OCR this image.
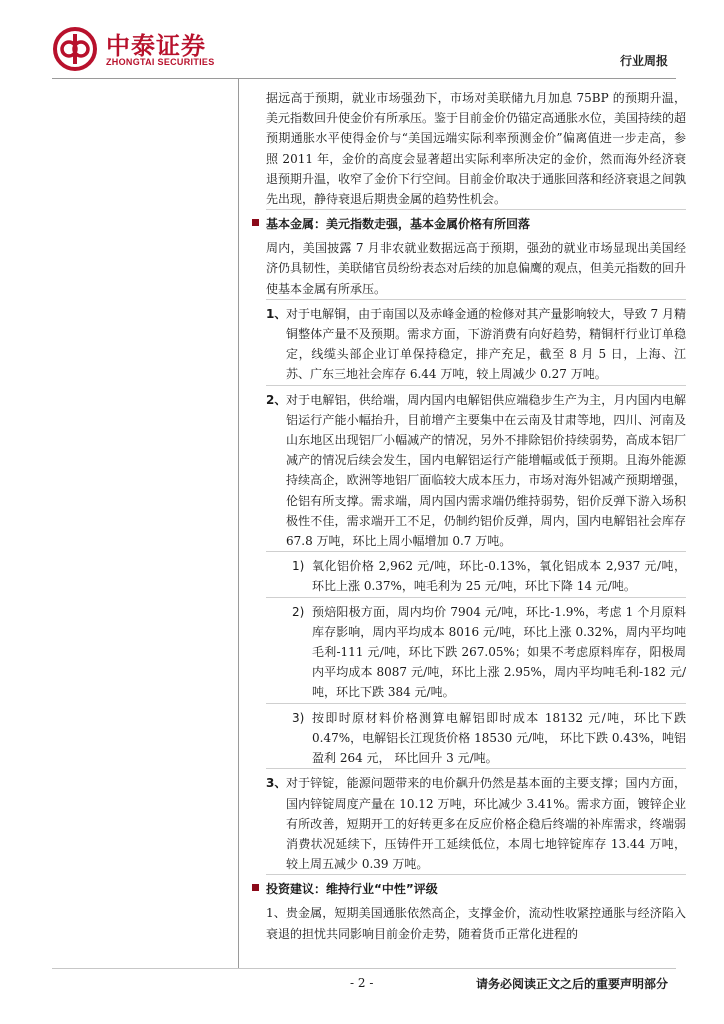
中泰证券
ZHONGTAI SECURITIES	行业周报
据远高于预期，就业市场强劲下，市场对美联储九月加息 75BP 的预期升温，美元指数回升使金价有所承压。鉴于目前金价仍锚定高通胀水位，美国持续的超预期通胀水平使得金价与“美国远端实际利率预测金价”偏离值进一步走高，参照 2011 年，金价的高度会显著超出实际利率所决定的金价，然而海外经济衰退预期升温，收窄了金价下行空间。目前金价取决于通胀回落和经济衰退之间孰先出现，静待衰退后期贵金属的趋势性机会。
基本金属：美元指数走强，基本金属价格有所回落
周内，美国披露 7 月非农就业数据远高于预期，强劲的就业市场显现出美国经济仍具韧性，美联储官员纷纷表态对后续的加息偏鹰的观点，但美元指数的回升使基本金属有所承压。
1、 对于电解铜，由于南国以及赤峰金通的检修对其产量影响较大，导致 7 月精铜整体产量不及预期。需求方面，下游消费有向好趋势，精铜杆行业订单稳定，线缆头部企业订单保持稳定，排产充足，截至 8 月 5 日，上海、江苏、广东三地社会库存 6.44 万吨，较上周减少 0.27 万吨。
2、 对于电解铝，供给端，周内国内电解铝供应端稳步生产为主，月内国内电解铝运行产能小幅抬升，目前增产主要集中在云南及甘肃等地，四川、河南及山东地区出现铝厂小幅减产的情况，另外不排除铝价持续弱势，高成本铝厂减产的情况后续会发生，国内电解铝运行产能增幅或低于预期。且海外能源持续高企，欧洲等地铝厂面临较大成本压力，市场对海外铝减产预期增强，伦铝有所支撑。需求端，周内国内需求端仍维持弱势，铝价反弹下游入场积极性不佳，需求端开工不足，仍制约铝价反弹，周内，国内电解铝社会库存 67.8 万吨，环比上周小幅增加 0.7 万吨。
1) 氧化铝价格 2,962 元/吨，环比-0.13%，氧化铝成本 2,937 元/吨，环比上涨 0.37%，吨毛利为 25 元/吨，环比下降 14 元/吨。
2) 预焙阳极方面，周内均价 7904 元/吨，环比-1.9%，考虑 1 个月原料库存影响，周内平均成本 8016 元/吨，环比上涨 0.32%，周内平均吨毛利-111 元/吨，环比下跌 267.05%；如果不考虑原料库存，阳极周内平均成本 8087 元/吨，环比上涨 2.95%，周内平均吨毛利-182 元/吨，环比下跌 384 元/吨。
3) 按即时原材料价格测算电解铝即时成本 18132 元/吨，环比下跌 0.47%，电解铝长江现货价格 18530 元/吨， 环比下跌 0.43%，吨铝盈利 264 元， 环比回升 3 元/吨。
3、 对于锌锭，能源问题带来的电价飙升仍然是基本面的主要支撑；国内方面，国内锌锭周度产量在 10.12 万吨，环比减少 3.41%。需求方面，镀锌企业有所改善，短期开工的好转更多在反应价格企稳后终端的补库需求，终端弱消费状况延续下，压铸件开工延续低位，本周七地锌锭库存 13.44 万吨，较上周五减少 0.39 万吨。
投资建议：维持行业“中性”评级
1、贵金属，短期美国通胀依然高企，支撑金价，流动性收紧控通胀与经济陷入衰退的担忧共同影响目前金价走势，随着货币正常化进程的
- 2 -	请务必阅读正文之后的重要声明部分
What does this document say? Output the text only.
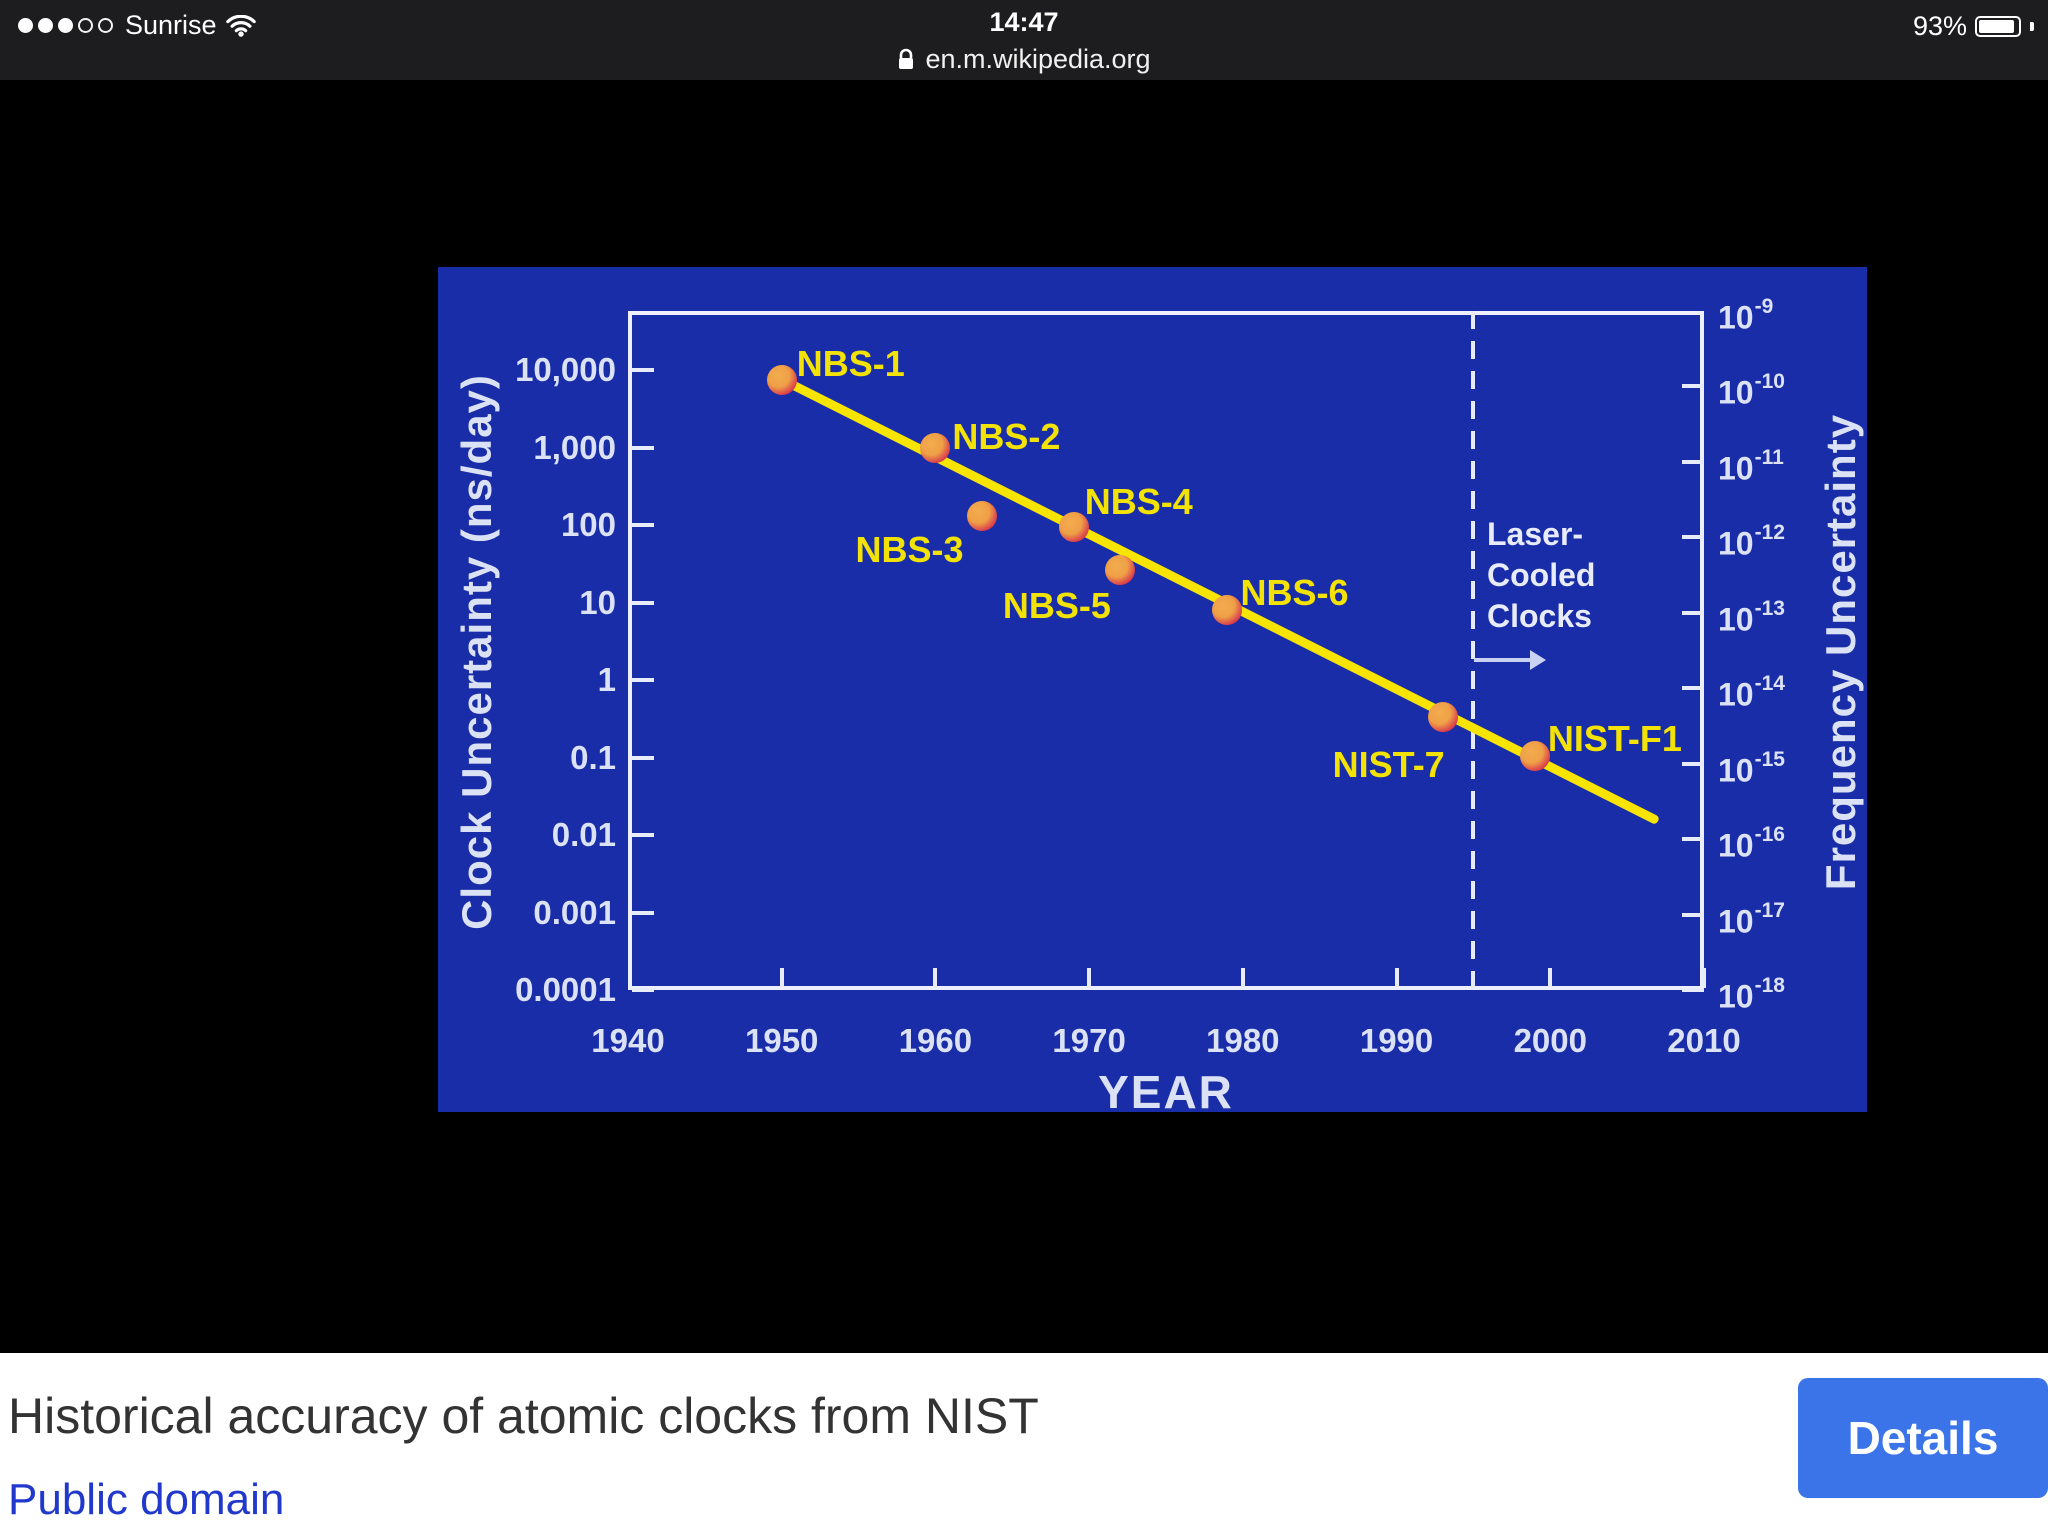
Sunrise	14:47
en.m.wikipedia.org
93%
Clock Uncertainty (ns/day)	Frequency Uncertainty
YEAR
Laser-
Cooled
Clocks
10,000
1,000
100
10
1
0.1
0.01
0.001
0.0001
$10^{-9}$
$10^{-10}$
$10^{-11}$
$10^{-12}$
$10^{-13}$
$10^{-14}$
$10^{-15}$
$10^{-16}$
$10^{-17}$
$10^{-18}$
1940	1950	1960	1970	1980	1990	2000	2010
NBS-1
NBS-2
NBS-3
NBS-4
NBS-5	NBS-6
NIST-7
NIST-F1
Historical accuracy of atomic clocks from NIST
Public domain
Details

########

Return all of the data exactly as written, and drop the pictures.

OCR this image.
中泰证券
ZHONGTAI SECURITIES	行业周报
据远高于预期，就业市场强劲下，市场对美联储九月加息 75BP 的预期升温，美元指数回升使金价有所承压。鉴于目前金价仍锚定高通胀水位，美国持续的超预期通胀水平使得金价与“美国远端实际利率预测金价”偏离值进一步走高，参照 2011 年，金价的高度会显著超出实际利率所决定的金价，然而海外经济衰退预期升温，收窄了金价下行空间。目前金价取决于通胀回落和经济衰退之间孰先出现，静待衰退后期贵金属的趋势性机会。
基本金属：美元指数走强，基本金属价格有所回落
周内，美国披露 7 月非农就业数据远高于预期，强劲的就业市场显现出美国经济仍具韧性，美联储官员纷纷表态对后续的加息偏鹰的观点，但美元指数的回升使基本金属有所承压。
1、 对于电解铜，由于南国以及赤峰金通的检修对其产量影响较大，导致 7 月精铜整体产量不及预期。需求方面，下游消费有向好趋势，精铜杆行业订单稳定，线缆头部企业订单保持稳定，排产充足，截至 8 月 5 日，上海、江苏、广东三地社会库存 6.44 万吨，较上周减少 0.27 万吨。
2、 对于电解铝，供给端，周内国内电解铝供应端稳步生产为主，月内国内电解铝运行产能小幅抬升，目前增产主要集中在云南及甘肃等地，四川、河南及山东地区出现铝厂小幅减产的情况，另外不排除铝价持续弱势，高成本铝厂减产的情况后续会发生，国内电解铝运行产能增幅或低于预期。且海外能源持续高企，欧洲等地铝厂面临较大成本压力，市场对海外铝减产预期增强，伦铝有所支撑。需求端，周内国内需求端仍维持弱势，铝价反弹下游入场积极性不佳，需求端开工不足，仍制约铝价反弹，周内，国内电解铝社会库存 67.8 万吨，环比上周小幅增加 0.7 万吨。
1) 氧化铝价格 2,962 元/吨，环比-0.13%，氧化铝成本 2,937 元/吨，环比上涨 0.37%，吨毛利为 25 元/吨，环比下降 14 元/吨。
2) 预焙阳极方面，周内均价 7904 元/吨，环比-1.9%，考虑 1 个月原料库存影响，周内平均成本 8016 元/吨，环比上涨 0.32%，周内平均吨毛利-111 元/吨，环比下跌 267.05%；如果不考虑原料库存，阳极周内平均成本 8087 元/吨，环比上涨 2.95%，周内平均吨毛利-182 元/吨，环比下跌 384 元/吨。
3) 按即时原材料价格测算电解铝即时成本 18132 元/吨，环比下跌 0.47%，电解铝长江现货价格 18530 元/吨， 环比下跌 0.43%，吨铝盈利 264 元， 环比回升 3 元/吨。
3、 对于锌锭，能源问题带来的电价飙升仍然是基本面的主要支撑；国内方面，国内锌锭周度产量在 10.12 万吨，环比减少 3.41%。需求方面，镀锌企业有所改善，短期开工的好转更多在反应价格企稳后终端的补库需求，终端弱消费状况延续下，压铸件开工延续低位，本周七地锌锭库存 13.44 万吨，较上周五减少 0.39 万吨。
投资建议：维持行业“中性”评级
1、贵金属，短期美国通胀依然高企，支撑金价，流动性收紧控通胀与经济陷入衰退的担忧共同影响目前金价走势，随着货币正常化进程的
- 2 -	请务必阅读正文之后的重要声明部分
What does this document say? Output the text only.
Sunrise	14:47
en.m.wikipedia.org
93%
Clock Uncertainty (ns/day)	Frequency Uncertainty
YEAR
Laser-
Cooled
Clocks
10,000
1,000
100
10
1
0.1
0.01
0.001
0.0001
$10^{-9}$
$10^{-10}$
$10^{-11}$
$10^{-12}$
$10^{-13}$
$10^{-14}$
$10^{-15}$
$10^{-16}$
$10^{-17}$
$10^{-18}$
1940	1950	1960	1970	1980	1990	2000	2010
NBS-1
NBS-2
NBS-3
NBS-4
NBS-5	NBS-6
NIST-7
NIST-F1
Historical accuracy of atomic clocks from NIST
Public domain
Details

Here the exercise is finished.